[Data records]
★ ★ ★ ★ ★

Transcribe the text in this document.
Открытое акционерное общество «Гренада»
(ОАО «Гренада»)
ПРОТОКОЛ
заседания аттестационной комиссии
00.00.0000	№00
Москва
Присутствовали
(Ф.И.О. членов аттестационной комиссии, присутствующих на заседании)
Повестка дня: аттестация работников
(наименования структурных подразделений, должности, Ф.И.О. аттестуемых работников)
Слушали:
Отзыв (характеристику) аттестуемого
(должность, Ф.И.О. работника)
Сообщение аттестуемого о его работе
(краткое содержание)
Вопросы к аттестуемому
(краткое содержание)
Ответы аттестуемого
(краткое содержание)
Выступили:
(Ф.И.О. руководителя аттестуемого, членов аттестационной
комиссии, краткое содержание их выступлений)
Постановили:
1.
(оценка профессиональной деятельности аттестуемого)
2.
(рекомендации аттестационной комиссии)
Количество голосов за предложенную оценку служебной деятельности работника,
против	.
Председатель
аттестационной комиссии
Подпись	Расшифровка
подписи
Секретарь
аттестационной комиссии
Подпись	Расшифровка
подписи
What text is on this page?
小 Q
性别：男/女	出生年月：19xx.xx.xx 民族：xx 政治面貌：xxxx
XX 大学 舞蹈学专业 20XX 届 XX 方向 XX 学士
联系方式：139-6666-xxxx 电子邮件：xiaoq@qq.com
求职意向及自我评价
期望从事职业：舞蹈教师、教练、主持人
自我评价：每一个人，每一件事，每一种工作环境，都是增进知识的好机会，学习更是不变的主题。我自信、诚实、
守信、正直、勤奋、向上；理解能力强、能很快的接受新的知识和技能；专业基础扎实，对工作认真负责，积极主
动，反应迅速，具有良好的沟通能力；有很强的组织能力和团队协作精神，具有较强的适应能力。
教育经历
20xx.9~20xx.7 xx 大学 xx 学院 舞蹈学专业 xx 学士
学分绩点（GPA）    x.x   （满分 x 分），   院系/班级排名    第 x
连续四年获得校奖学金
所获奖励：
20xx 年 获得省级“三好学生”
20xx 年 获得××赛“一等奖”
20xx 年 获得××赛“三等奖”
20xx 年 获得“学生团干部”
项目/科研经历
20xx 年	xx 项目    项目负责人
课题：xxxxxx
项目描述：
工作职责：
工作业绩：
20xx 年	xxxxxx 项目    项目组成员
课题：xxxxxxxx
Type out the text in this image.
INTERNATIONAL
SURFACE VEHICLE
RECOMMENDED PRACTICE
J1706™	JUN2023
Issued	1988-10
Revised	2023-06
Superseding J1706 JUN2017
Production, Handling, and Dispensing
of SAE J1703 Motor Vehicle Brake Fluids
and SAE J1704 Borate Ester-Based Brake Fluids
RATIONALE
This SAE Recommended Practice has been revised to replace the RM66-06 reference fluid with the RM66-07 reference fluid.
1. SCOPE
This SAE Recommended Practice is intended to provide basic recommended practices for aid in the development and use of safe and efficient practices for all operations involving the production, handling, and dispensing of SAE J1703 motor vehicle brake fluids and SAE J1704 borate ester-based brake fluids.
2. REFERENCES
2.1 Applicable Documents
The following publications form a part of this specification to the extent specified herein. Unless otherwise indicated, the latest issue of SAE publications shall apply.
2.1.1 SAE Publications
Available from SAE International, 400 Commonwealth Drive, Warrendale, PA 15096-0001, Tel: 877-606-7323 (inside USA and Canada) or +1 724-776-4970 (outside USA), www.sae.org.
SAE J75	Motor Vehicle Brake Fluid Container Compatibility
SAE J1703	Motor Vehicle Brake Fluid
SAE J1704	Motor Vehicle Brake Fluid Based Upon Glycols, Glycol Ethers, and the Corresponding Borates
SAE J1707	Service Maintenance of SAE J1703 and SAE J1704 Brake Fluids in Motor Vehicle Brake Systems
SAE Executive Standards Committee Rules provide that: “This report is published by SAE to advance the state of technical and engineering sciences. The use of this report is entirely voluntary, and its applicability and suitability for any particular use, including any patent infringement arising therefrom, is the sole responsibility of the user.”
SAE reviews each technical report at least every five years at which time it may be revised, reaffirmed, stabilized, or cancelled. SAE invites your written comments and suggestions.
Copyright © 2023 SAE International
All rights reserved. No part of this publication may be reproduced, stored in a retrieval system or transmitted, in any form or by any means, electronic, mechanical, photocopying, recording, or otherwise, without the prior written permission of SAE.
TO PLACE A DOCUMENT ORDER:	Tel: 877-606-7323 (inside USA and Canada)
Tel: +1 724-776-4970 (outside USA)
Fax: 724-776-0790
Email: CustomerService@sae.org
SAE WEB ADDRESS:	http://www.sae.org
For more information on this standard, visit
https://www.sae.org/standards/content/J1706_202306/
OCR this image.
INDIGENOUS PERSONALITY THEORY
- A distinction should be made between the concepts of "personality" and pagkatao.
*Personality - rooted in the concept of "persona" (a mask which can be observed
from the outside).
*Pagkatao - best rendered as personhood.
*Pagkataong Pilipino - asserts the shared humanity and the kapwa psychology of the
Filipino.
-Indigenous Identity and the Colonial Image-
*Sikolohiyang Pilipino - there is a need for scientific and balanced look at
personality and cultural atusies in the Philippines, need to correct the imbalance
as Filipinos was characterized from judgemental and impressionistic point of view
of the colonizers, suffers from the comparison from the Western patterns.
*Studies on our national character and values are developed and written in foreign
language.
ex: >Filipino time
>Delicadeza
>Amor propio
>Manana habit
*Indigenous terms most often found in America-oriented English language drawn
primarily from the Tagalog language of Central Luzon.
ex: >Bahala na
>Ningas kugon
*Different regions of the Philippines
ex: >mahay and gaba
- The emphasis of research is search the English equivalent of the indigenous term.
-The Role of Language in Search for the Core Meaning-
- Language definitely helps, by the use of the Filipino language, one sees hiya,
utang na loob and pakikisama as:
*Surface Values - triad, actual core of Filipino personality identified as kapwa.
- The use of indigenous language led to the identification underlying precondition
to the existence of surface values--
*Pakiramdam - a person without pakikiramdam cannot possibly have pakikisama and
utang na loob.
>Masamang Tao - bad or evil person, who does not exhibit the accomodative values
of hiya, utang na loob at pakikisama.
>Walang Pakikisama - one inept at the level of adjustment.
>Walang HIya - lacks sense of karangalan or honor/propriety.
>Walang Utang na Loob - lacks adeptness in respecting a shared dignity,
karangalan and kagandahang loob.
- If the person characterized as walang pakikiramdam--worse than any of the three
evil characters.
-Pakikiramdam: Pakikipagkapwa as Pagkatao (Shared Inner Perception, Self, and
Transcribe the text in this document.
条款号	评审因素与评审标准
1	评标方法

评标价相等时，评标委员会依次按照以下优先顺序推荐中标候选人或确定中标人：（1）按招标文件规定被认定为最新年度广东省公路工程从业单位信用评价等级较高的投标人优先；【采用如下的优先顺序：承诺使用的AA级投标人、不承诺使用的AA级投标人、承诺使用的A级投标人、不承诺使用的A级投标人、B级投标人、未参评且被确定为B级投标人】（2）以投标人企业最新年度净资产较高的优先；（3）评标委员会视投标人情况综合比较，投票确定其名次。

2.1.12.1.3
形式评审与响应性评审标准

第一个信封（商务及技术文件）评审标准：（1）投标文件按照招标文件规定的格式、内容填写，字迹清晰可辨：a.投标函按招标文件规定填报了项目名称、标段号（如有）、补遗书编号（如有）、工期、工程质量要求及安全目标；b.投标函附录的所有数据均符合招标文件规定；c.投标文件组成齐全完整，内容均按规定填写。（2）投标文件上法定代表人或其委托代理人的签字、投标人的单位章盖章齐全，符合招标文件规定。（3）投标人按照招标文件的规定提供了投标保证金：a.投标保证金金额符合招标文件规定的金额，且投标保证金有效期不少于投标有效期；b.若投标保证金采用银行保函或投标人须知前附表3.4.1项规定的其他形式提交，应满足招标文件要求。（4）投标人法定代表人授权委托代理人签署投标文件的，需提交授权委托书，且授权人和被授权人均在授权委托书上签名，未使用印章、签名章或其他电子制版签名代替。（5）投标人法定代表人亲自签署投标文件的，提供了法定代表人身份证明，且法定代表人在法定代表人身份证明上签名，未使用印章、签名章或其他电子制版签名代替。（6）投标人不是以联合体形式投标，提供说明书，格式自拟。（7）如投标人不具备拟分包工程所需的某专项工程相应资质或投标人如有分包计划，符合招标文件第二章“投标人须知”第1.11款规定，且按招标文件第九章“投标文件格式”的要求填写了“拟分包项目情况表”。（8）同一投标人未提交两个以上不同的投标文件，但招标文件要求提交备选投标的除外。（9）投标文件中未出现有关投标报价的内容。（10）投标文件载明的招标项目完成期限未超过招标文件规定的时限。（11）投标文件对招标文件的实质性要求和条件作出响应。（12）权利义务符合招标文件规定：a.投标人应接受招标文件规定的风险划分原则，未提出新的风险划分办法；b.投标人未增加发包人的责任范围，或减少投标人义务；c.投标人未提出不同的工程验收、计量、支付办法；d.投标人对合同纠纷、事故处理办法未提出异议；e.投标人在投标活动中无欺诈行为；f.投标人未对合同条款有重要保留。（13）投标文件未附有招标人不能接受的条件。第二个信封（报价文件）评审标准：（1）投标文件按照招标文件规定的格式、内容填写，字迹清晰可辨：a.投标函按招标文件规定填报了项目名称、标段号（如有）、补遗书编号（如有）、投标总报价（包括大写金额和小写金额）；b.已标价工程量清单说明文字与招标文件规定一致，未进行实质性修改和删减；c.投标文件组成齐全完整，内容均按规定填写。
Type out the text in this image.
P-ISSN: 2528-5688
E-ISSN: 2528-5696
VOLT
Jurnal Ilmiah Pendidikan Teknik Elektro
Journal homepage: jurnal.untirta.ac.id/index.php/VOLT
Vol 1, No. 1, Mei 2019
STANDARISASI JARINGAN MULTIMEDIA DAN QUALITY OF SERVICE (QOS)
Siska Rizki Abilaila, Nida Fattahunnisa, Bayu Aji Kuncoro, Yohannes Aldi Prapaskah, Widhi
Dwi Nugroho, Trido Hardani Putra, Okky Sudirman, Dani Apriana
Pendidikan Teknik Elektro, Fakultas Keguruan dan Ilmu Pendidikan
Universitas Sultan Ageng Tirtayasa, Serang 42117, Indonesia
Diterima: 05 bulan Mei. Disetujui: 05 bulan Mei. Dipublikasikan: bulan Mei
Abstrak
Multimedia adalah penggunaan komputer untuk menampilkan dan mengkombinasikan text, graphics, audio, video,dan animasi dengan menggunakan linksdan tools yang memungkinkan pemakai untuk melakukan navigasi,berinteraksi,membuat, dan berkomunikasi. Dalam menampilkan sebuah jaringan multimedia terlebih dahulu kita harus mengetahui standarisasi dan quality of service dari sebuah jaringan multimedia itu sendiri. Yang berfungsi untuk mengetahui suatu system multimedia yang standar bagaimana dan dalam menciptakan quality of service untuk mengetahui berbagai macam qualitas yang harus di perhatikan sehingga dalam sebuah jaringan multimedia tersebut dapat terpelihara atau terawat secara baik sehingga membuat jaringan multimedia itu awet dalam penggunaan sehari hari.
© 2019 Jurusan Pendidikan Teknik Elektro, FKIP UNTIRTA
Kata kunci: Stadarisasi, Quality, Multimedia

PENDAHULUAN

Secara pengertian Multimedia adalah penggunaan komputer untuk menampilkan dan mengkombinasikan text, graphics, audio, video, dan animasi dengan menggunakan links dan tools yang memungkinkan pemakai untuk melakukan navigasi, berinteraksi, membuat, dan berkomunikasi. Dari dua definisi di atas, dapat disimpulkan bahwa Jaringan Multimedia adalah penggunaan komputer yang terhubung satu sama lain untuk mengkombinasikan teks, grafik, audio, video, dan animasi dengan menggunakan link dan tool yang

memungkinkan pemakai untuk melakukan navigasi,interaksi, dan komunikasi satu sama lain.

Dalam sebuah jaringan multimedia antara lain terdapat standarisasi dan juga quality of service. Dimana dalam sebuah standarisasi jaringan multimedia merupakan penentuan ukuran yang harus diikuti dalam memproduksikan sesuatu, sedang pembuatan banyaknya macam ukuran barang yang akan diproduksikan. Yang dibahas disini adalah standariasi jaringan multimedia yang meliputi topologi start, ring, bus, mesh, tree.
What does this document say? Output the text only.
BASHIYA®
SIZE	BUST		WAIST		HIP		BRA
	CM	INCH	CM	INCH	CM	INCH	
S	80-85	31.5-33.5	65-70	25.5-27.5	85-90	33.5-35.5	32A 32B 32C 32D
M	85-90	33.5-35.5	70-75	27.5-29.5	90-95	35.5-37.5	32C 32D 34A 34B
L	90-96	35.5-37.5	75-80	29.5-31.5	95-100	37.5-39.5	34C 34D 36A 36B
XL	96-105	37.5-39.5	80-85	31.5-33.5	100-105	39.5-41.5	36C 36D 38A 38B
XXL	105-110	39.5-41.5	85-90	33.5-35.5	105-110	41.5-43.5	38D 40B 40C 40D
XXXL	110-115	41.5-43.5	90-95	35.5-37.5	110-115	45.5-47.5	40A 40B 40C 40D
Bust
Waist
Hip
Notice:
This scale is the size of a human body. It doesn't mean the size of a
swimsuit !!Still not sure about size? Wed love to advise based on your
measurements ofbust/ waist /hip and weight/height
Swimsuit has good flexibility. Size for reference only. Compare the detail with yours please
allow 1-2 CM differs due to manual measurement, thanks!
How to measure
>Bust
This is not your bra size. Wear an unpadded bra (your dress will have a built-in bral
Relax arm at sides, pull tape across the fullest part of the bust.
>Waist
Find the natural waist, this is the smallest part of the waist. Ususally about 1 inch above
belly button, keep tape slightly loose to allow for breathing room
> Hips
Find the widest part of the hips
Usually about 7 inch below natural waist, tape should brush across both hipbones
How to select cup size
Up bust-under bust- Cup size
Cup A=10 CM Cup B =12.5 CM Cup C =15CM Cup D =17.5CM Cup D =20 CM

★ ★ ★ ★ ★

* _EXERCISE_: Go through the listing above line by line and say how many lines hold the word "dalam". Reply with that number only.

* _OUTPUT OF THE TASK_: 2